→ **Goal**:
Starting with the line that includes "What does this", write out every remaining line of the records below exactly as it appears, leaving out any images.

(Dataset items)
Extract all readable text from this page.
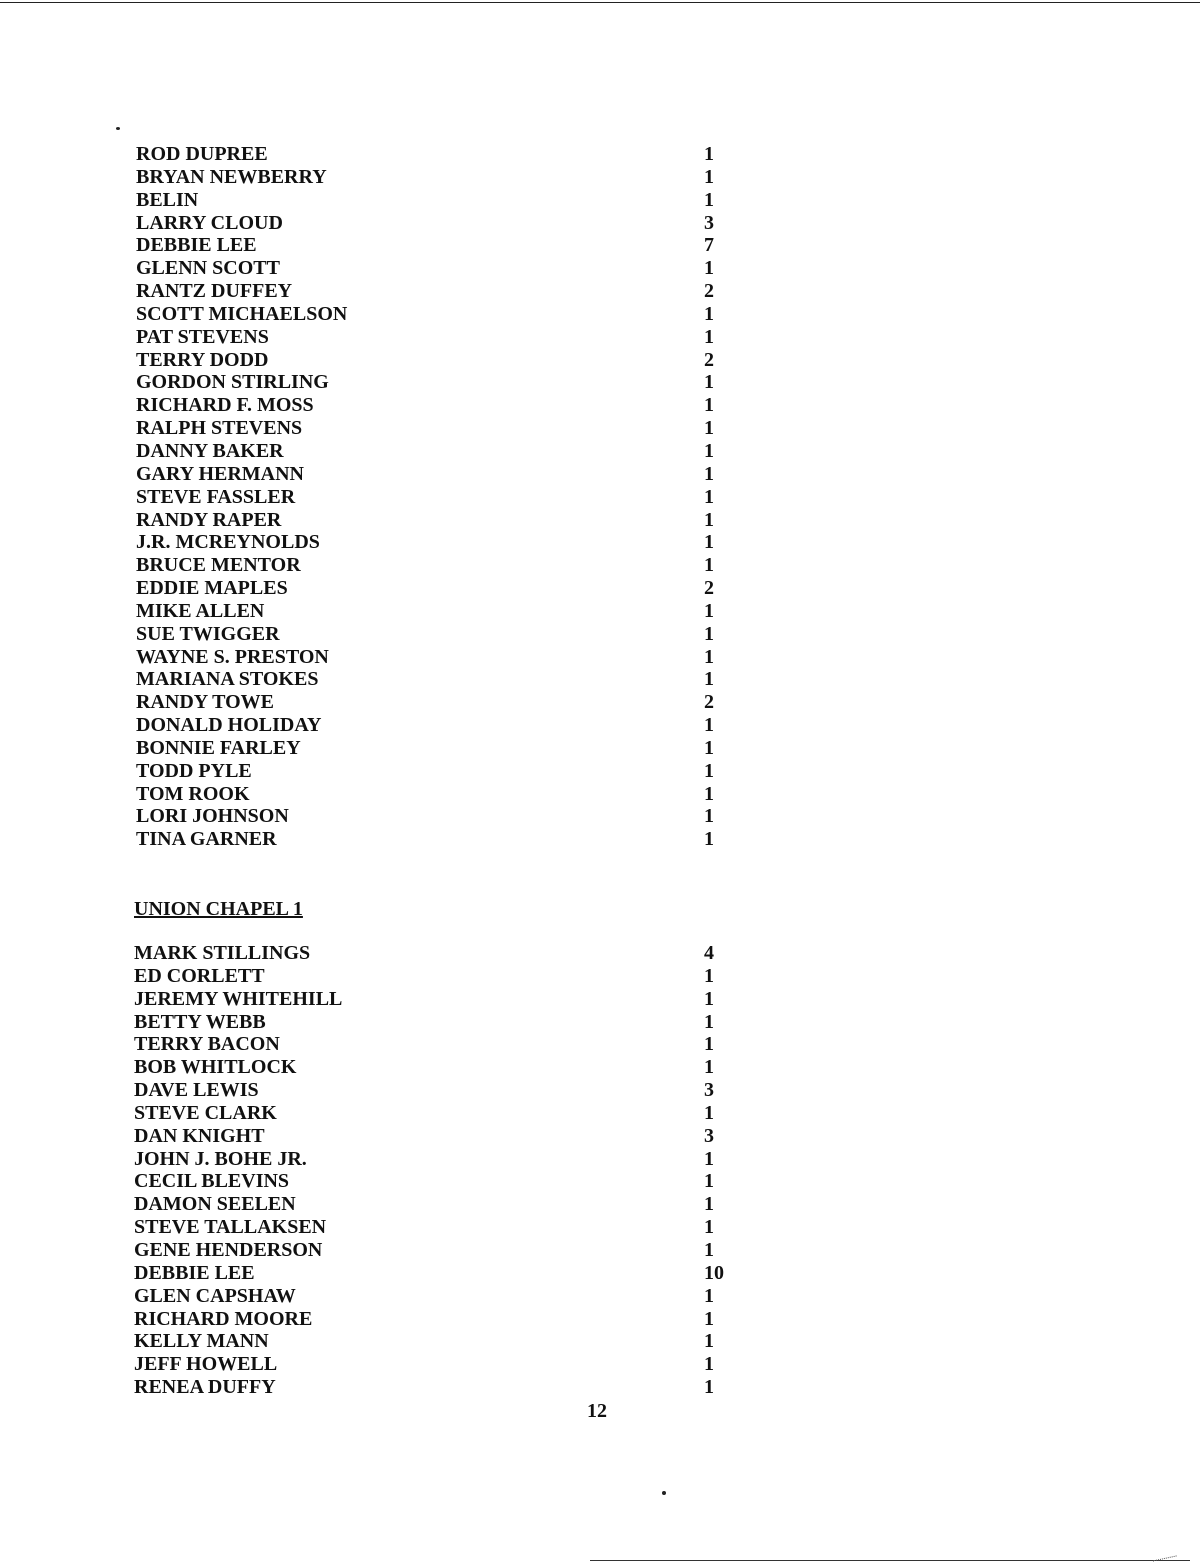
ROD DUPREE	1
BRYAN NEWBERRY	1
BELIN	1
LARRY CLOUD	3
DEBBIE LEE	7
GLENN SCOTT	1
RANTZ DUFFEY	2
SCOTT MICHAELSON	1
PAT STEVENS	1
TERRY DODD	2
GORDON STIRLING	1
RICHARD F. MOSS	1
RALPH STEVENS	1
DANNY BAKER	1
GARY HERMANN	1
STEVE FASSLER	1
RANDY RAPER	1
J.R. MCREYNOLDS	1
BRUCE MENTOR	1
EDDIE MAPLES	2
MIKE ALLEN	1
SUE TWIGGER	1
WAYNE S. PRESTON	1
MARIANA STOKES	1
RANDY TOWE	2
DONALD HOLIDAY	1
BONNIE FARLEY	1
TODD PYLE	1
TOM ROOK	1
LORI JOHNSON	1
TINA GARNER	1
UNION CHAPEL 1
MARK STILLINGS	4
ED CORLETT	1
JEREMY WHITEHILL	1
BETTY WEBB	1
TERRY BACON	1
BOB WHITLOCK	1
DAVE LEWIS	3
STEVE CLARK	1
DAN KNIGHT	3
JOHN J. BOHE JR.	1
CECIL BLEVINS	1
DAMON SEELEN	1
STEVE TALLAKSEN	1
GENE HENDERSON	1
DEBBIE LEE	10
GLEN CAPSHAW	1
RICHARD MOORE	1
KELLY MANN	1
JEFF HOWELL	1
RENEA DUFFY	1
12
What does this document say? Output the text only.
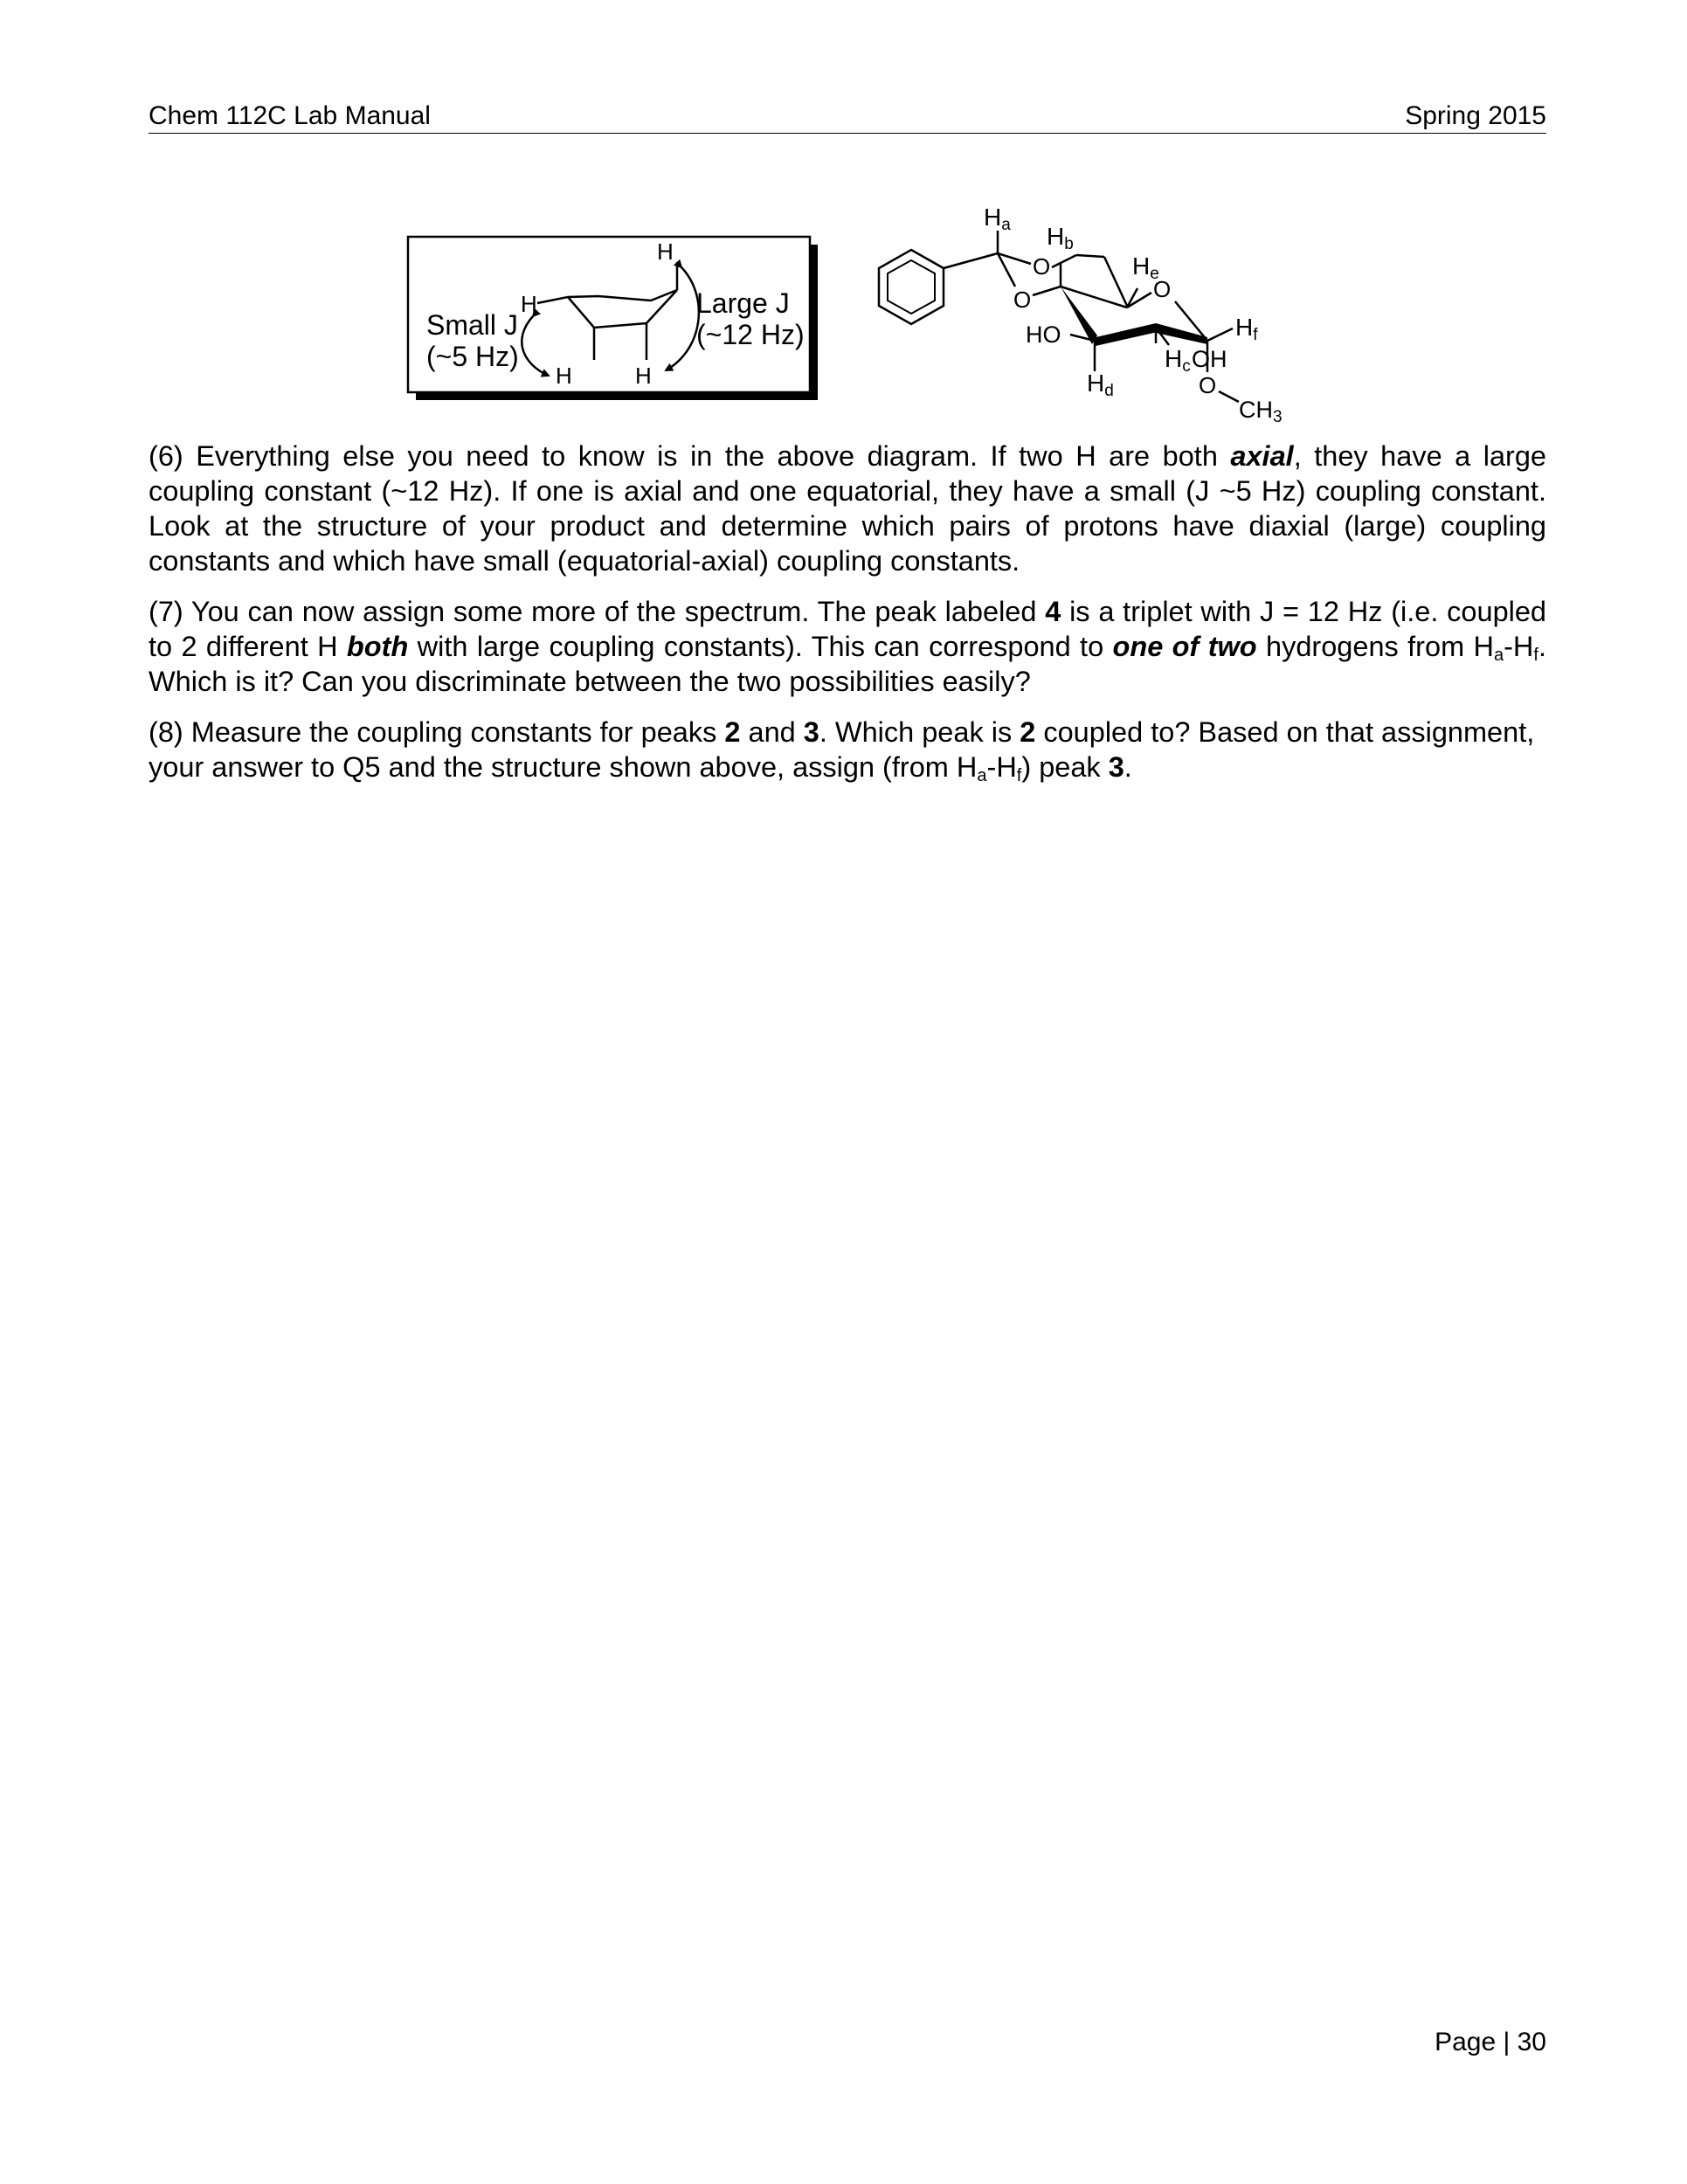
Chem 112C Lab Manual	Spring 2015
Small J
(~5 Hz)
Large J
(~12 Hz)
H
H	H
H
Ha Hb
He
Hf
Hc
Hd
O
O	O
HO
OH
O
CH3

(6) Everything else you need to know is in the above diagram. If two H are both axial, they have a large coupling constant (~12 Hz). If one is axial and one equatorial, they have a small (J ~5 Hz) coupling constant. Look at the structure of your product and determine which pairs of protons have diaxial (large) coupling constants and which have small (equatorial-axial) coupling constants.

(7) You can now assign some more of the spectrum. The peak labeled 4 is a triplet with J = 12 Hz (i.e. coupled to 2 different H both with large coupling constants). This can correspond to one of two hydrogens from $H_a-H_f$. Which is it? Can you discriminate between the two possibilities easily?

(8) Measure the coupling constants for peaks 2 and 3. Which peak is 2 coupled to? Based on that assignment, your answer to Q5 and the structure shown above, assign (from $H_a-H_f$) peak 3.

Page | 30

→ **Full solution**:
What does this document say? Output the text only.
Chem 112C Lab Manual	Spring 2015
Small J
(~5 Hz)
Large J
(~12 Hz)
H
H	H
H
Ha Hb
He
Hf
Hc
Hd
O
O	O
HO
OH
O
CH3

(6) Everything else you need to know is in the above diagram. If two H are both axial, they have a large coupling constant (~12 Hz). If one is axial and one equatorial, they have a small (J ~5 Hz) coupling constant. Look at the structure of your product and determine which pairs of protons have diaxial (large) coupling constants and which have small (equatorial-axial) coupling constants.

(7) You can now assign some more of the spectrum. The peak labeled 4 is a triplet with J = 12 Hz (i.e. coupled to 2 different H both with large coupling constants). This can correspond to one of two hydrogens from $H_a-H_f$. Which is it? Can you discriminate between the two possibilities easily?

(8) Measure the coupling constants for peaks 2 and 3. Which peak is 2 coupled to? Based on that assignment, your answer to Q5 and the structure shown above, assign (from $H_a-H_f$) peak 3.

Page | 30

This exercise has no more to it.